- [PROBLEM DETAILS]:
Copy out all the lines where "households" shows up.
──────── PROVIDED ENTRIES
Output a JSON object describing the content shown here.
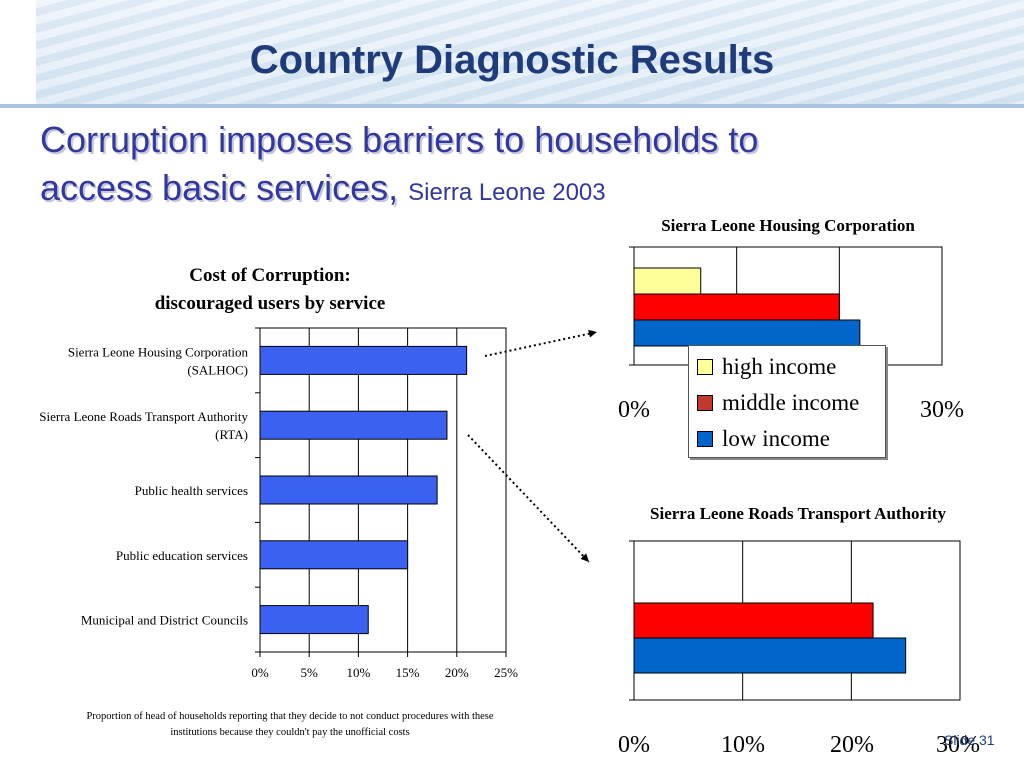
{
  "slide": {
    "title": "Country Diagnostic Results",
    "subtitle_main": "Corruption imposes barriers to households to access basic services,",
    "subtitle_line1": "Corruption imposes barriers to households to",
    "subtitle_line2": "access basic services,",
    "subtitle_small": "Sierra Leone 2003",
    "slide_number": "Slide 31",
    "footnote_line1": "Proportion of head of households reporting that they decide to not conduct procedures with these",
    "footnote_line2": "institutions because they couldn't pay the unofficial costs"
  },
  "colors": {
    "title": "#1f3c7a",
    "subtitle": "#33389c",
    "bar_main": "#3b61f0",
    "high_income": "#ffff99",
    "middle_income": "#ff0000",
    "low_income": "#0066cc"
  },
  "chart_data": [
    {
      "type": "bar",
      "orientation": "horizontal",
      "title_line1": "Cost of Corruption:",
      "title_line2": "discouraged users by service",
      "categories": [
        "Sierra Leone Housing Corporation (SALHOC)",
        "Sierra Leone Roads Transport Authority (RTA)",
        "Public health services",
        "Public education services",
        "Municipal and District Councils"
      ],
      "category_lines": [
        [
          "Sierra Leone Housing Corporation",
          "(SALHOC)"
        ],
        [
          "Sierra Leone Roads Transport Authority",
          "(RTA)"
        ],
        [
          "Public health services"
        ],
        [
          "Public education services"
        ],
        [
          "Municipal and District Councils"
        ]
      ],
      "values": [
        21,
        19,
        18,
        15,
        11
      ],
      "xlim": [
        0,
        25
      ],
      "xticks": [
        "0%",
        "5%",
        "10%",
        "15%",
        "20%",
        "25%"
      ],
      "grid": true
    },
    {
      "type": "bar",
      "orientation": "horizontal",
      "title": "Sierra Leone Housing Corporation",
      "series": [
        {
          "name": "high income",
          "values": [
            6.5
          ]
        },
        {
          "name": "middle income",
          "values": [
            20
          ]
        },
        {
          "name": "low income",
          "values": [
            22
          ]
        }
      ],
      "xlim": [
        0,
        30
      ],
      "xticks": [
        "0%",
        "30%"
      ],
      "legend": "center",
      "grid": true
    },
    {
      "type": "bar",
      "orientation": "horizontal",
      "title": "Sierra Leone Roads Transport Authority",
      "series": [
        {
          "name": "middle income",
          "values": [
            22
          ]
        },
        {
          "name": "low income",
          "values": [
            25
          ]
        }
      ],
      "xlim": [
        0,
        30
      ],
      "xticks": [
        "0%",
        "10%",
        "20%",
        "30%"
      ],
      "grid": true
    }
  ]
}
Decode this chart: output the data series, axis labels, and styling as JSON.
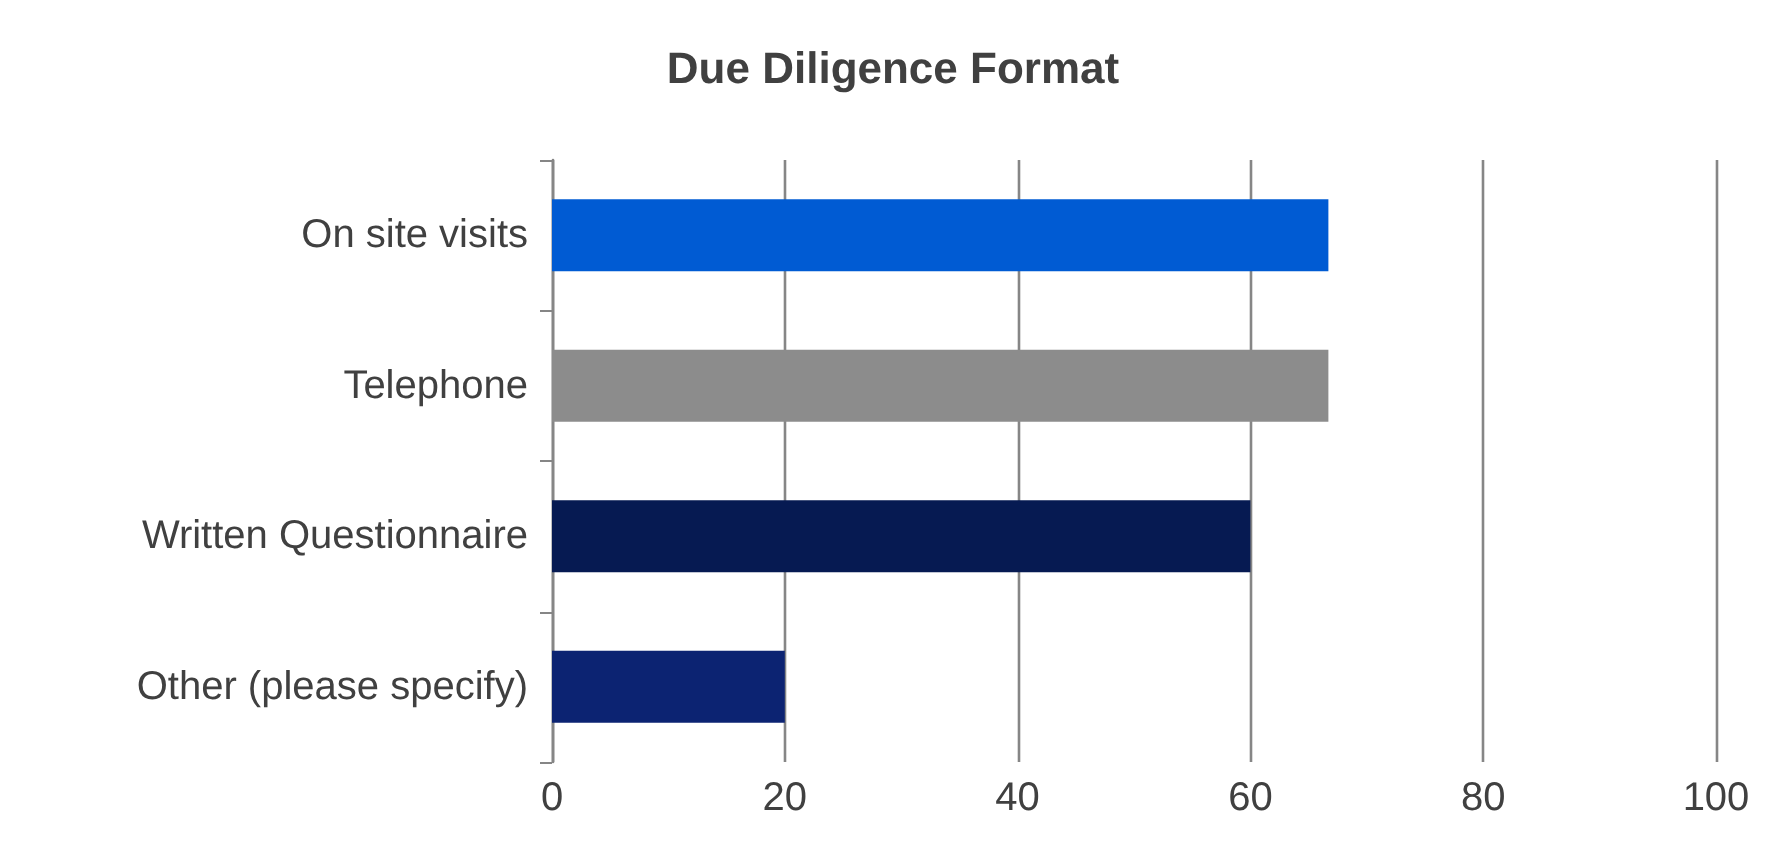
{
  "chart_data": {
    "type": "bar",
    "orientation": "horizontal",
    "title": "Due Diligence Format",
    "categories": [
      "On site visits",
      "Telephone",
      "Written Questionnaire",
      "Other (please specify)"
    ],
    "values": [
      66.7,
      66.7,
      60,
      20
    ],
    "colors": [
      "#005bd3",
      "#8c8c8c",
      "#061a52",
      "#0c2372"
    ],
    "xlim": [
      0,
      100
    ],
    "xticks": [
      0,
      20,
      40,
      60,
      80,
      100
    ],
    "grid": "x"
  }
}
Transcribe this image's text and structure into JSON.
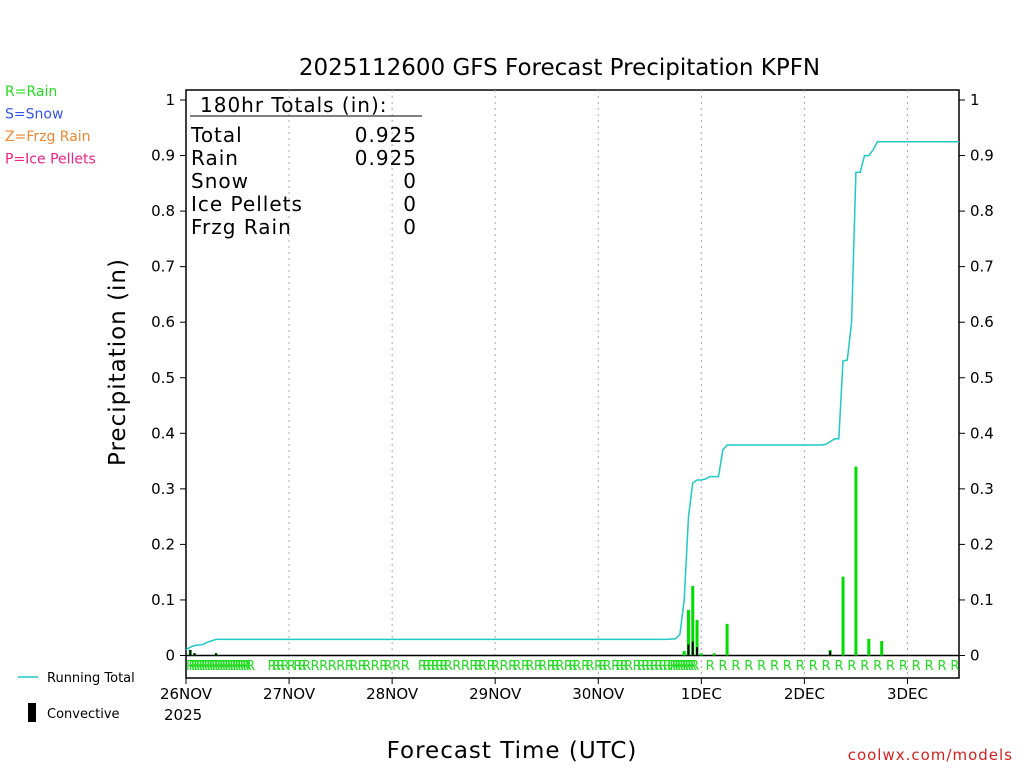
{
  "chart_data": {
    "type": "bar",
    "title": "2025112600 GFS Forecast Precipitation KPFN",
    "ylabel": "Precipitation (in)",
    "xlabel": "Forecast Time (UTC)",
    "ylim": [
      0,
      1
    ],
    "yticks": [
      "0",
      "0.1",
      "0.2",
      "0.3",
      "0.4",
      "0.5",
      "0.6",
      "0.7",
      "0.8",
      "0.9",
      "1"
    ],
    "xlim_hours": [
      0,
      180
    ],
    "day_ticks": [
      {
        "label": "26NOV",
        "hour": 0
      },
      {
        "label": "27NOV",
        "hour": 24
      },
      {
        "label": "28NOV",
        "hour": 48
      },
      {
        "label": "29NOV",
        "hour": 72
      },
      {
        "label": "30NOV",
        "hour": 96
      },
      {
        "label": "1DEC",
        "hour": 120
      },
      {
        "label": "2DEC",
        "hour": 144
      },
      {
        "label": "3DEC",
        "hour": 168
      }
    ],
    "year_label": "2025",
    "totals_box": {
      "heading": "180hr Totals (in):",
      "rows": [
        {
          "label": "Total",
          "value": "0.925"
        },
        {
          "label": "Rain",
          "value": "0.925"
        },
        {
          "label": "Snow",
          "value": "0"
        },
        {
          "label": "Ice Pellets",
          "value": "0"
        },
        {
          "label": "Frzg Rain",
          "value": "0"
        }
      ]
    },
    "legend_ptype": [
      {
        "text": "R=Rain",
        "color": "#22dd22"
      },
      {
        "text": "S=Snow",
        "color": "#3355ee"
      },
      {
        "text": "Z=Frzg Rain",
        "color": "#ee8833"
      },
      {
        "text": "P=Ice Pellets",
        "color": "#ee2288"
      }
    ],
    "legend_series": [
      {
        "text": "Running Total",
        "kind": "line",
        "color": "#20c8c8"
      },
      {
        "text": "Convective",
        "kind": "bar",
        "color": "#000000"
      }
    ],
    "series": [
      {
        "name": "Precipitation (rain)",
        "color": "#00dd00",
        "points": [
          {
            "hour": 1,
            "value": 0.01
          },
          {
            "hour": 2,
            "value": 0.004
          },
          {
            "hour": 7,
            "value": 0.004
          },
          {
            "hour": 116,
            "value": 0.008
          },
          {
            "hour": 117,
            "value": 0.082
          },
          {
            "hour": 118,
            "value": 0.125
          },
          {
            "hour": 119,
            "value": 0.064
          },
          {
            "hour": 120,
            "value": 0.004
          },
          {
            "hour": 123,
            "value": 0.004
          },
          {
            "hour": 126,
            "value": 0.057
          },
          {
            "hour": 150,
            "value": 0.01
          },
          {
            "hour": 153,
            "value": 0.142
          },
          {
            "hour": 156,
            "value": 0.34
          },
          {
            "hour": 159,
            "value": 0.03
          },
          {
            "hour": 162,
            "value": 0.026
          }
        ]
      },
      {
        "name": "Convective",
        "color": "#000000",
        "points": [
          {
            "hour": 1,
            "value": 0.01
          },
          {
            "hour": 2,
            "value": 0.004
          },
          {
            "hour": 7,
            "value": 0.004
          },
          {
            "hour": 117,
            "value": 0.02
          },
          {
            "hour": 118,
            "value": 0.025
          },
          {
            "hour": 119,
            "value": 0.015
          },
          {
            "hour": 150,
            "value": 0.008
          }
        ]
      },
      {
        "name": "Running Total",
        "type": "line",
        "color": "#20c8c8",
        "points": [
          [
            0,
            0.01
          ],
          [
            1,
            0.015
          ],
          [
            2,
            0.018
          ],
          [
            4,
            0.02
          ],
          [
            5,
            0.024
          ],
          [
            7,
            0.029
          ],
          [
            24,
            0.029
          ],
          [
            48,
            0.029
          ],
          [
            72,
            0.029
          ],
          [
            96,
            0.029
          ],
          [
            112,
            0.029
          ],
          [
            114,
            0.03
          ],
          [
            115,
            0.038
          ],
          [
            116,
            0.1
          ],
          [
            117,
            0.25
          ],
          [
            118,
            0.31
          ],
          [
            119,
            0.316
          ],
          [
            120,
            0.316
          ],
          [
            121,
            0.318
          ],
          [
            122,
            0.322
          ],
          [
            124,
            0.322
          ],
          [
            125,
            0.37
          ],
          [
            126,
            0.379
          ],
          [
            148,
            0.379
          ],
          [
            149,
            0.38
          ],
          [
            150,
            0.385
          ],
          [
            151,
            0.39
          ],
          [
            152,
            0.39
          ],
          [
            153,
            0.53
          ],
          [
            154,
            0.532
          ],
          [
            155,
            0.6
          ],
          [
            156,
            0.87
          ],
          [
            157,
            0.87
          ],
          [
            158,
            0.9
          ],
          [
            159,
            0.9
          ],
          [
            160,
            0.91
          ],
          [
            161,
            0.925
          ],
          [
            180,
            0.925
          ]
        ]
      }
    ],
    "ptype_strip": {
      "letter": "R",
      "color": "#22dd22",
      "hours": [
        0,
        0.6,
        1.2,
        1.8,
        2.4,
        3,
        3.6,
        4.2,
        4.8,
        5.4,
        6,
        6.6,
        7.2,
        7.8,
        8.4,
        9,
        9.6,
        10.2,
        10.8,
        11.4,
        12,
        12.6,
        13.2,
        14,
        19,
        20,
        21,
        22,
        23.5,
        25,
        26,
        27,
        29,
        31,
        33,
        35,
        37,
        38,
        40,
        41,
        43,
        45,
        46,
        48,
        50,
        54,
        55,
        56,
        57,
        58,
        59,
        60,
        62,
        64,
        66,
        67,
        68,
        70,
        71,
        73,
        75,
        76,
        78,
        79,
        81,
        82,
        84,
        85,
        86,
        88,
        89,
        90,
        92,
        93,
        95,
        96,
        97,
        99,
        100,
        101,
        102,
        104,
        105,
        106,
        107,
        108,
        109,
        110,
        111,
        112,
        112.6,
        113.2,
        113.8,
        114.4,
        115,
        115.6,
        116.2,
        116.8,
        117.4,
        121,
        124,
        127,
        130,
        133,
        136,
        139,
        142,
        145,
        148,
        151,
        154,
        157,
        160,
        163,
        166,
        169,
        172,
        175,
        178
      ]
    },
    "watermark": "coolwx.com/models"
  }
}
────────────────
- [TASK RESULT]:
    "subtitle_main": "Corruption imposes barriers to households to access basic services,",
    "subtitle_line1": "Corruption imposes barriers to households to",
    "footnote_line1": "Proportion of head of households reporting that they decide to not conduct procedures with these",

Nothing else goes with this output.